» **TASK DIRECTIONS**
Transcribe the listing verbatim. Do not carry over any pictures.

» **THE INPUT**
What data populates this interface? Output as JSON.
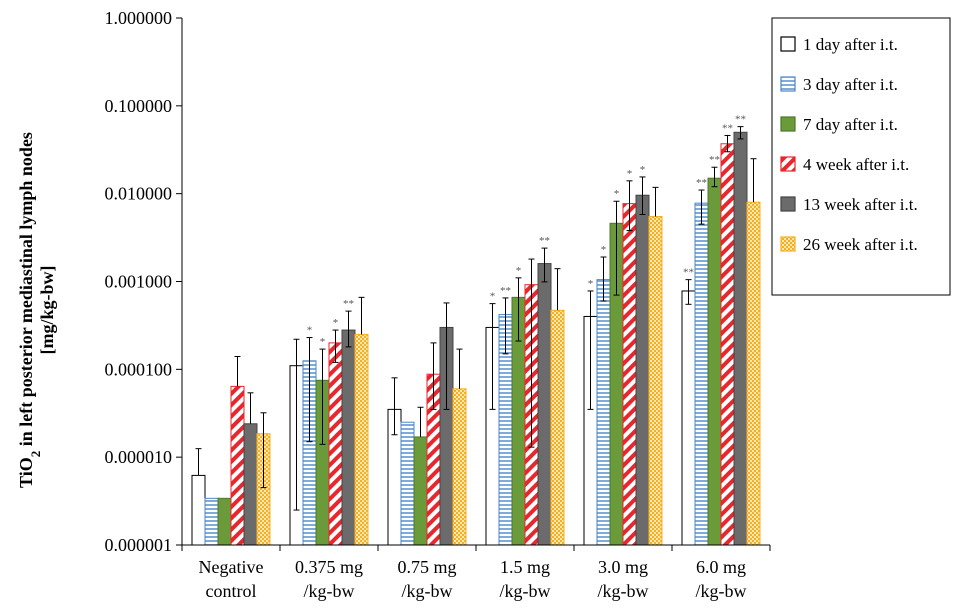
{
  "chart_data": {
    "type": "bar",
    "y_scale": "log",
    "ylabel_line1_prefix": "TiO",
    "ylabel_line1_sub": "2",
    "ylabel_line1_suffix": " in left posterior mediastinal lymph nodes",
    "ylabel_line2": "[mg/kg-bw]",
    "ylim": [
      1e-06,
      1.0
    ],
    "yticks": [
      {
        "value": 1,
        "label": "1.000000"
      },
      {
        "value": 0.1,
        "label": "0.100000"
      },
      {
        "value": 0.01,
        "label": "0.010000"
      },
      {
        "value": 0.001,
        "label": "0.001000"
      },
      {
        "value": 0.0001,
        "label": "0.000100"
      },
      {
        "value": 1e-05,
        "label": "0.000010"
      },
      {
        "value": 1e-06,
        "label": "0.000001"
      }
    ],
    "categories": [
      {
        "line1": "Negative",
        "line2": "control"
      },
      {
        "line1": "0.375 mg",
        "line2": "/kg-bw"
      },
      {
        "line1": "0.75 mg",
        "line2": "/kg-bw"
      },
      {
        "line1": "1.5 mg",
        "line2": "/kg-bw"
      },
      {
        "line1": "3.0 mg",
        "line2": "/kg-bw"
      },
      {
        "line1": "6.0 mg",
        "line2": "/kg-bw"
      }
    ],
    "legend_position": "right",
    "series": [
      {
        "name": "1 day after i.t.",
        "pattern": "empty",
        "color": "#ffffff",
        "stroke": "#000000",
        "values": [
          6.2e-06,
          0.00011,
          3.5e-05,
          0.0003,
          0.0004,
          0.00078
        ],
        "err_high": [
          1.25e-05,
          0.00022,
          8e-05,
          0.00056,
          0.00078,
          0.00105
        ],
        "err_low": [
          null,
          2.5e-06,
          1.8e-05,
          3.5e-05,
          3.5e-05,
          0.00055
        ],
        "sig": [
          "",
          "",
          "",
          "*",
          "*",
          "**"
        ]
      },
      {
        "name": "3 day after i.t.",
        "pattern": "hlines",
        "color": "#4a86c8",
        "stroke": "#4a86c8",
        "values": [
          3.4e-06,
          0.000125,
          2.5e-05,
          0.00042,
          0.00105,
          0.0078
        ],
        "err_high": [
          null,
          0.00023,
          null,
          0.00065,
          0.0019,
          0.011
        ],
        "err_low": [
          null,
          1.5e-05,
          null,
          0.00015,
          0.0006,
          0.0045
        ],
        "sig": [
          "",
          "*",
          "",
          "**",
          "*",
          "**"
        ]
      },
      {
        "name": "7 day after i.t.",
        "pattern": "solid",
        "color": "#6a9a3a",
        "stroke": "#4e7a28",
        "values": [
          3.4e-06,
          7.5e-05,
          1.7e-05,
          0.00066,
          0.0046,
          0.015
        ],
        "err_high": [
          null,
          0.00017,
          3.7e-05,
          0.0011,
          0.0082,
          0.02
        ],
        "err_low": [
          null,
          1.4e-05,
          null,
          0.00021,
          0.0007,
          0.012
        ],
        "sig": [
          "",
          "*",
          "",
          "*",
          "*",
          "**"
        ]
      },
      {
        "name": "4 week after i.t.",
        "pattern": "diag",
        "color": "#e8262d",
        "stroke": "#e8262d",
        "values": [
          6.4e-05,
          0.0002,
          8.8e-05,
          0.00092,
          0.0077,
          0.037
        ],
        "err_high": [
          0.00014,
          0.00028,
          0.0002,
          0.0018,
          0.014,
          0.046
        ],
        "err_low": [
          null,
          0.00012,
          3.5e-05,
          1.3e-05,
          0.0038,
          0.03
        ],
        "sig": [
          "",
          "*",
          "",
          "",
          "*",
          "**"
        ]
      },
      {
        "name": "13 week after i.t.",
        "pattern": "solid",
        "color": "#6b6b6b",
        "stroke": "#444444",
        "values": [
          2.4e-05,
          0.00028,
          0.0003,
          0.0016,
          0.0096,
          0.05
        ],
        "err_high": [
          5.4e-05,
          0.00046,
          0.00057,
          0.0024,
          0.0155,
          0.058
        ],
        "err_low": [
          null,
          0.00018,
          3.5e-05,
          0.00099,
          0.0058,
          0.042
        ],
        "sig": [
          "",
          "**",
          "",
          "**",
          "*",
          "**"
        ]
      },
      {
        "name": "26 week after i.t.",
        "pattern": "checker",
        "color": "#f5b021",
        "stroke": "#f5b021",
        "values": [
          1.85e-05,
          0.00025,
          6e-05,
          0.00047,
          0.0055,
          0.008
        ],
        "err_high": [
          3.2e-05,
          0.00066,
          0.00017,
          0.0014,
          0.0118,
          0.025
        ],
        "err_low": [
          4.5e-06,
          null,
          null,
          null,
          null,
          null
        ],
        "sig": [
          "",
          "",
          "",
          "",
          "",
          ""
        ]
      }
    ]
  }
}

» **IN RESPONSE**
What data populates this interface? Output as JSON.
{
  "chart_data": {
    "type": "bar",
    "y_scale": "log",
    "ylabel_line1_prefix": "TiO",
    "ylabel_line1_sub": "2",
    "ylabel_line1_suffix": " in left posterior mediastinal lymph nodes",
    "ylabel_line2": "[mg/kg-bw]",
    "ylim": [
      1e-06,
      1.0
    ],
    "yticks": [
      {
        "value": 1,
        "label": "1.000000"
      },
      {
        "value": 0.1,
        "label": "0.100000"
      },
      {
        "value": 0.01,
        "label": "0.010000"
      },
      {
        "value": 0.001,
        "label": "0.001000"
      },
      {
        "value": 0.0001,
        "label": "0.000100"
      },
      {
        "value": 1e-05,
        "label": "0.000010"
      },
      {
        "value": 1e-06,
        "label": "0.000001"
      }
    ],
    "categories": [
      {
        "line1": "Negative",
        "line2": "control"
      },
      {
        "line1": "0.375 mg",
        "line2": "/kg-bw"
      },
      {
        "line1": "0.75 mg",
        "line2": "/kg-bw"
      },
      {
        "line1": "1.5 mg",
        "line2": "/kg-bw"
      },
      {
        "line1": "3.0 mg",
        "line2": "/kg-bw"
      },
      {
        "line1": "6.0 mg",
        "line2": "/kg-bw"
      }
    ],
    "legend_position": "right",
    "series": [
      {
        "name": "1 day after i.t.",
        "pattern": "empty",
        "color": "#ffffff",
        "stroke": "#000000",
        "values": [
          6.2e-06,
          0.00011,
          3.5e-05,
          0.0003,
          0.0004,
          0.00078
        ],
        "err_high": [
          1.25e-05,
          0.00022,
          8e-05,
          0.00056,
          0.00078,
          0.00105
        ],
        "err_low": [
          null,
          2.5e-06,
          1.8e-05,
          3.5e-05,
          3.5e-05,
          0.00055
        ],
        "sig": [
          "",
          "",
          "",
          "*",
          "*",
          "**"
        ]
      },
      {
        "name": "3 day after i.t.",
        "pattern": "hlines",
        "color": "#4a86c8",
        "stroke": "#4a86c8",
        "values": [
          3.4e-06,
          0.000125,
          2.5e-05,
          0.00042,
          0.00105,
          0.0078
        ],
        "err_high": [
          null,
          0.00023,
          null,
          0.00065,
          0.0019,
          0.011
        ],
        "err_low": [
          null,
          1.5e-05,
          null,
          0.00015,
          0.0006,
          0.0045
        ],
        "sig": [
          "",
          "*",
          "",
          "**",
          "*",
          "**"
        ]
      },
      {
        "name": "7 day after i.t.",
        "pattern": "solid",
        "color": "#6a9a3a",
        "stroke": "#4e7a28",
        "values": [
          3.4e-06,
          7.5e-05,
          1.7e-05,
          0.00066,
          0.0046,
          0.015
        ],
        "err_high": [
          null,
          0.00017,
          3.7e-05,
          0.0011,
          0.0082,
          0.02
        ],
        "err_low": [
          null,
          1.4e-05,
          null,
          0.00021,
          0.0007,
          0.012
        ],
        "sig": [
          "",
          "*",
          "",
          "*",
          "*",
          "**"
        ]
      },
      {
        "name": "4 week after i.t.",
        "pattern": "diag",
        "color": "#e8262d",
        "stroke": "#e8262d",
        "values": [
          6.4e-05,
          0.0002,
          8.8e-05,
          0.00092,
          0.0077,
          0.037
        ],
        "err_high": [
          0.00014,
          0.00028,
          0.0002,
          0.0018,
          0.014,
          0.046
        ],
        "err_low": [
          null,
          0.00012,
          3.5e-05,
          1.3e-05,
          0.0038,
          0.03
        ],
        "sig": [
          "",
          "*",
          "",
          "",
          "*",
          "**"
        ]
      },
      {
        "name": "13 week after i.t.",
        "pattern": "solid",
        "color": "#6b6b6b",
        "stroke": "#444444",
        "values": [
          2.4e-05,
          0.00028,
          0.0003,
          0.0016,
          0.0096,
          0.05
        ],
        "err_high": [
          5.4e-05,
          0.00046,
          0.00057,
          0.0024,
          0.0155,
          0.058
        ],
        "err_low": [
          null,
          0.00018,
          3.5e-05,
          0.00099,
          0.0058,
          0.042
        ],
        "sig": [
          "",
          "**",
          "",
          "**",
          "*",
          "**"
        ]
      },
      {
        "name": "26 week after i.t.",
        "pattern": "checker",
        "color": "#f5b021",
        "stroke": "#f5b021",
        "values": [
          1.85e-05,
          0.00025,
          6e-05,
          0.00047,
          0.0055,
          0.008
        ],
        "err_high": [
          3.2e-05,
          0.00066,
          0.00017,
          0.0014,
          0.0118,
          0.025
        ],
        "err_low": [
          4.5e-06,
          null,
          null,
          null,
          null,
          null
        ],
        "sig": [
          "",
          "",
          "",
          "",
          "",
          ""
        ]
      }
    ]
  }
}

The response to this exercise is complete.